-- BEGIN Given data --
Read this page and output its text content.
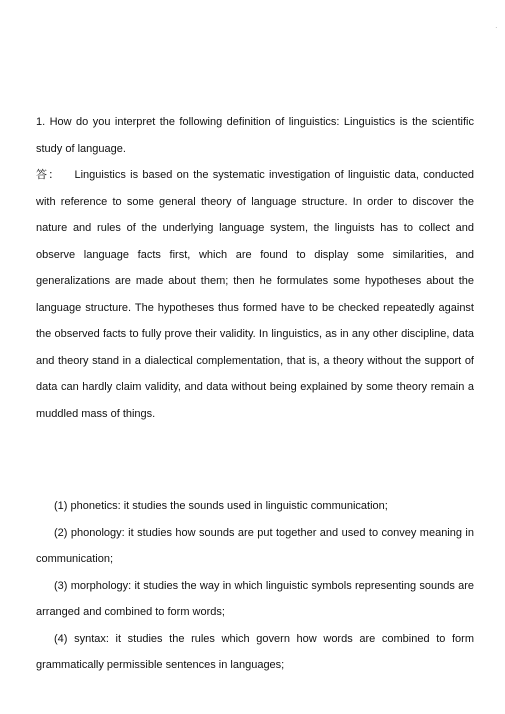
.

1. How do you interpret the following definition of linguistics: Linguistics is the scientific study of language.

答： Linguistics is based on the systematic investigation of linguistic data, conducted with reference to some general theory of language structure. In order to discover the nature and rules of the underlying language system, the linguists has to collect and observe language facts first, which are found to display some similarities, and generalizations are made about them; then he formulates some hypotheses about the language structure. The hypotheses thus formed have to be checked repeatedly against the observed facts to fully prove their validity. In linguistics, as in any other discipline, data and theory stand in a dialectical complementation, that is, a theory without the support of data can hardly claim validity, and data without being explained by some theory remain a muddled mass of things.

(1) phonetics: it studies the sounds used in linguistic communication;

(2) phonology: it studies how sounds are put together and used to convey meaning in communication;

(3) morphology: it studies the way in which linguistic symbols representing sounds are arranged and combined to form words;

(4) syntax: it studies the rules which govern how words are combined to form grammatically permissible sentences in languages;
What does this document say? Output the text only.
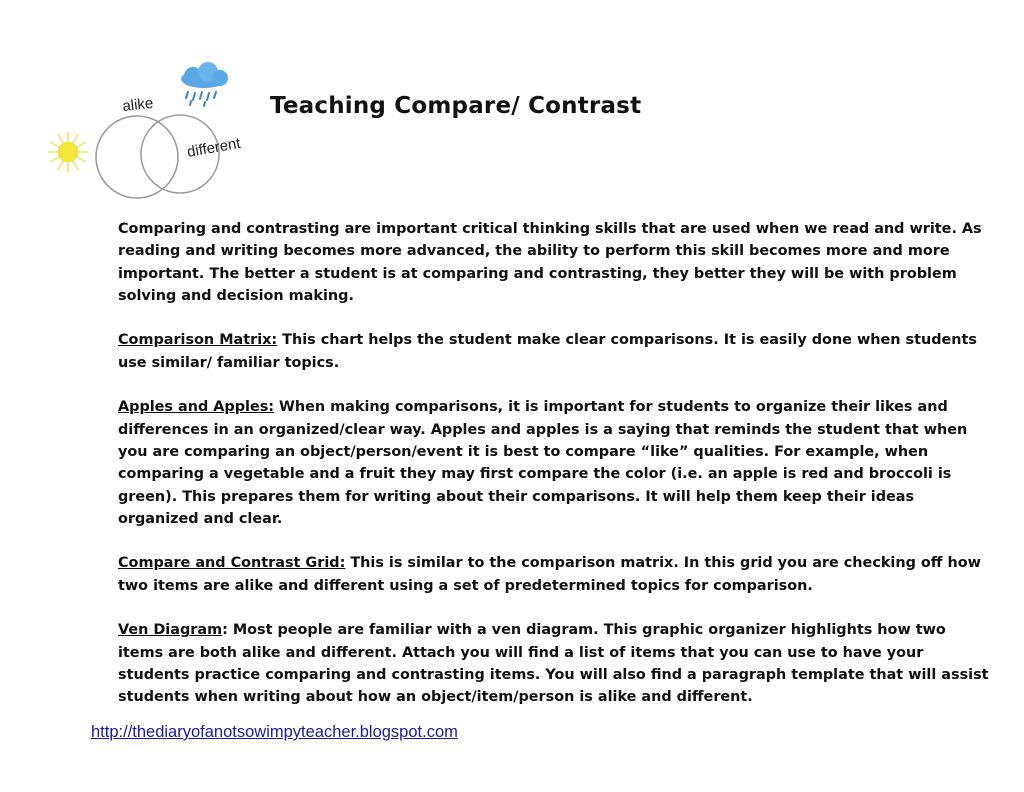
alike
different
Teaching Compare/ Contrast

Comparing and contrasting are important critical thinking skills that are used when we read and write. As reading and writing becomes more advanced, the ability to perform this skill becomes more and more important. The better a student is at comparing and contrasting, they better they will be with problem solving and decision making.

Comparison Matrix: This chart helps the student make clear comparisons. It is easily done when students use similar/ familiar topics.

Apples and Apples: When making comparisons, it is important for students to organize their likes and differences in an organized/clear way. Apples and apples is a saying that reminds the student that when you are comparing an object/person/event it is best to compare “like” qualities. For example, when comparing a vegetable and a fruit they may first compare the color (i.e. an apple is red and broccoli is green). This prepares them for writing about their comparisons. It will help them keep their ideas organized and clear.

Compare and Contrast Grid: This is similar to the comparison matrix. In this grid you are checking off how two items are alike and different using a set of predetermined topics for comparison.

Ven Diagram: Most people are familiar with a ven diagram. This graphic organizer highlights how two items are both alike and different. Attach you will find a list of items that you can use to have your students practice comparing and contrasting items. You will also find a paragraph template that will assist students when writing about how an object/item/person is alike and different.

http://thediaryofanotsowimpyteacher.blogspot.com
-- END Given data --
Task objective> List all lines where "linguistics" occurs.

Response to the task>
1. How do you interpret the following definition of linguistics: Linguistics is the scientific study of language.
答： Linguistics is based on the systematic investigation of linguistic data, conducted with reference to some general theory of language structure. In order to discover the nature and rules of the underlying language system, the linguists has to collect and observe language facts first, which are found to display some similarities, and generalizations are made about them; then he formulates some hypotheses about the language structure. The hypotheses thus formed have to be checked repeatedly against the observed facts to fully prove their validity. In linguistics, as in any other discipline, data and theory stand in a dialectical complementation, that is, a theory without the support of data can hardly claim validity, and data without being explained by some theory remain a muddled mass of things.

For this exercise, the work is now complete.